What is needed »
All of the data needs to be repeated exactly.

[Data items]
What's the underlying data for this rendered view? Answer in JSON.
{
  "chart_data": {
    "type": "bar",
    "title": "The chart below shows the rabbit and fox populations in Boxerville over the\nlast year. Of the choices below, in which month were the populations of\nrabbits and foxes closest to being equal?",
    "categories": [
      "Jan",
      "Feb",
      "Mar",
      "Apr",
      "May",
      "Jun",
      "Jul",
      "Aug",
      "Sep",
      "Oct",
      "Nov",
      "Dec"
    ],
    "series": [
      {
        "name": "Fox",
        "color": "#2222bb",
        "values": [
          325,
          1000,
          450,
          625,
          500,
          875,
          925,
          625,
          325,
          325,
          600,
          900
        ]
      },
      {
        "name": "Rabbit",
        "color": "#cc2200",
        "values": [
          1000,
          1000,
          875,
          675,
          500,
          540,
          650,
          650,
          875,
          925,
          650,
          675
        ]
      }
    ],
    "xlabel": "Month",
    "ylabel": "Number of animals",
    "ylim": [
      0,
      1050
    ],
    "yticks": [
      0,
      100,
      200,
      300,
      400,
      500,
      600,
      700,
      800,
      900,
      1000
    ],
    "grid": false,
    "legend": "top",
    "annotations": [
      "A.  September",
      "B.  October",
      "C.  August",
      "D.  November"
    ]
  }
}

Result »
What's the underlying data for this rendered view? Answer in JSON.
{
  "chart_data": {
    "type": "bar",
    "title": "The chart below shows the rabbit and fox populations in Boxerville over the\nlast year. Of the choices below, in which month were the populations of\nrabbits and foxes closest to being equal?",
    "categories": [
      "Jan",
      "Feb",
      "Mar",
      "Apr",
      "May",
      "Jun",
      "Jul",
      "Aug",
      "Sep",
      "Oct",
      "Nov",
      "Dec"
    ],
    "series": [
      {
        "name": "Fox",
        "color": "#2222bb",
        "values": [
          325,
          1000,
          450,
          625,
          500,
          875,
          925,
          625,
          325,
          325,
          600,
          900
        ]
      },
      {
        "name": "Rabbit",
        "color": "#cc2200",
        "values": [
          1000,
          1000,
          875,
          675,
          500,
          540,
          650,
          650,
          875,
          925,
          650,
          675
        ]
      }
    ],
    "xlabel": "Month",
    "ylabel": "Number of animals",
    "ylim": [
      0,
      1050
    ],
    "yticks": [
      0,
      100,
      200,
      300,
      400,
      500,
      600,
      700,
      800,
      900,
      1000
    ],
    "grid": false,
    "legend": "top",
    "annotations": [
      "A.  September",
      "B.  October",
      "C.  August",
      "D.  November"
    ]
  }
}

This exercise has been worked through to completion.